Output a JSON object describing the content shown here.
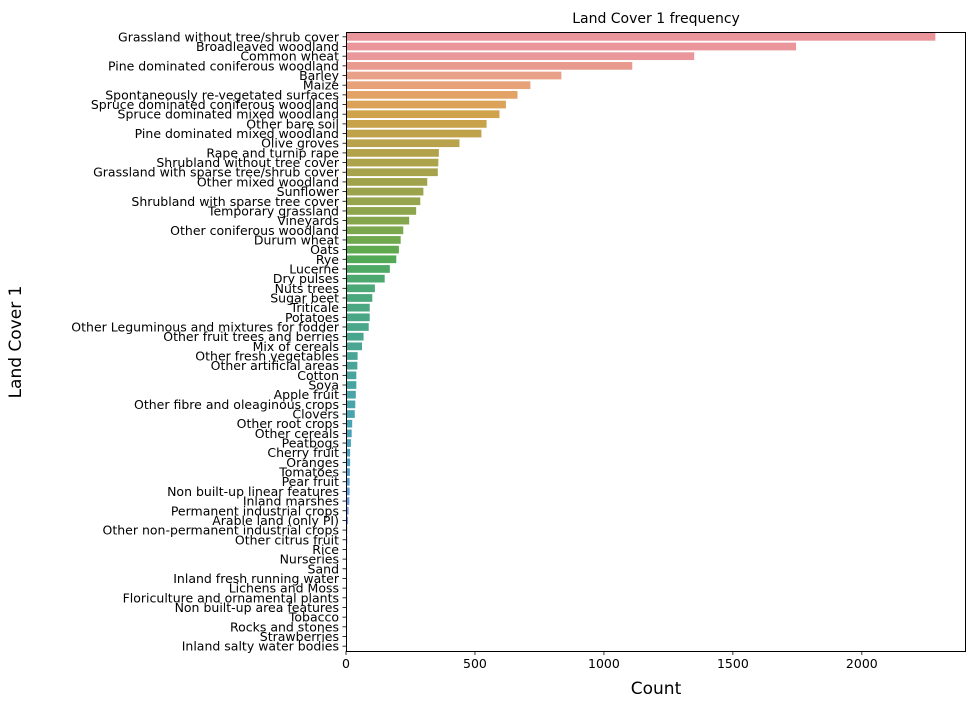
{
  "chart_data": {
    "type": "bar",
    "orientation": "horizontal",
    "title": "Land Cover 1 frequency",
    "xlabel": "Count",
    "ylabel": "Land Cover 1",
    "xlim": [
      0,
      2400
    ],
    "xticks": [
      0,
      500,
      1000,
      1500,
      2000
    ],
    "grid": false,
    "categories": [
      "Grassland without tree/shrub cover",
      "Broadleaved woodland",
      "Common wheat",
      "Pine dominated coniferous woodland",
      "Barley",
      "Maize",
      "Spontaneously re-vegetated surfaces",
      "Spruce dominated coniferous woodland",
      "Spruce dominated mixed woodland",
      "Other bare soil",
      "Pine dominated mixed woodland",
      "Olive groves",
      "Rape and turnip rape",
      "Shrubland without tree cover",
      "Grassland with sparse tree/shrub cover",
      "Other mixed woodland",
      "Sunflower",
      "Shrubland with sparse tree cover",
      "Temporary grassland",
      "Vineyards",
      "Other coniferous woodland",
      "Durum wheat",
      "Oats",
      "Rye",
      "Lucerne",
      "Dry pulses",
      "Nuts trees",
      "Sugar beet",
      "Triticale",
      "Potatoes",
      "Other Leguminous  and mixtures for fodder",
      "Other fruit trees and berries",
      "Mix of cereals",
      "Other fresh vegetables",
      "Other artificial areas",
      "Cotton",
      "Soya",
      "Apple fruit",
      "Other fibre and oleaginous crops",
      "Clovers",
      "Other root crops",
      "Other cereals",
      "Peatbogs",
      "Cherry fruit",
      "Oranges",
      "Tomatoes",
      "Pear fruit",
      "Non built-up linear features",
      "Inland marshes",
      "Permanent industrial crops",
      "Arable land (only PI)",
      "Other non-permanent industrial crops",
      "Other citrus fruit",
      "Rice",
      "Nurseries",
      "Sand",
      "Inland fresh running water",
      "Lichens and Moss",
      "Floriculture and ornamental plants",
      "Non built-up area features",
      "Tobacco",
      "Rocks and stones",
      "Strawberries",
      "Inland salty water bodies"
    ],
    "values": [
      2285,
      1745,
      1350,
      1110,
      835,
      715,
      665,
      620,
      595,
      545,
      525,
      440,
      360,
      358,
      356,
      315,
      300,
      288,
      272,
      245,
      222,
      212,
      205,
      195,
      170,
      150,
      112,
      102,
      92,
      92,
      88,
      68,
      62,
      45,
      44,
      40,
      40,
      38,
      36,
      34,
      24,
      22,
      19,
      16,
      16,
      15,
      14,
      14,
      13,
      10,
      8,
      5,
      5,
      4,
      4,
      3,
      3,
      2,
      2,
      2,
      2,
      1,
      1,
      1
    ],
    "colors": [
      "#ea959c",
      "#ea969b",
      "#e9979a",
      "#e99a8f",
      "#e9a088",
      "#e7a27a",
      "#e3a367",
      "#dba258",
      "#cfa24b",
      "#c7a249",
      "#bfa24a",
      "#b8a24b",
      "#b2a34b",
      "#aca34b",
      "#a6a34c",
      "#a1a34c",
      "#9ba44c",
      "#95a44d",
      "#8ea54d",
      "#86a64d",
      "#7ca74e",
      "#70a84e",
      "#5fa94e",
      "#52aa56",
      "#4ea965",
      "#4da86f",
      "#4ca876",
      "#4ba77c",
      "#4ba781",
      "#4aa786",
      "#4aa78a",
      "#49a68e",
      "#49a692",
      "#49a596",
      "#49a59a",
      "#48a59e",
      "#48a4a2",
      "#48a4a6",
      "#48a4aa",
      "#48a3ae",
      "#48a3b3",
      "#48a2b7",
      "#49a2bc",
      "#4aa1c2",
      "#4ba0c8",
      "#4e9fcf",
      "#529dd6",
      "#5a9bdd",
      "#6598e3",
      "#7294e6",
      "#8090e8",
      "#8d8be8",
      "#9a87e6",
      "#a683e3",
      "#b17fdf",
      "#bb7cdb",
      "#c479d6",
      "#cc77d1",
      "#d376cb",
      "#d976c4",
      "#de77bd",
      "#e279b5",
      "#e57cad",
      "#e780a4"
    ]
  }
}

(Problem details): Copy whichever lines in the listing above contain the word "trees".

(Reply to the task):
      "Nuts trees",
      "Other fruit trees and berries",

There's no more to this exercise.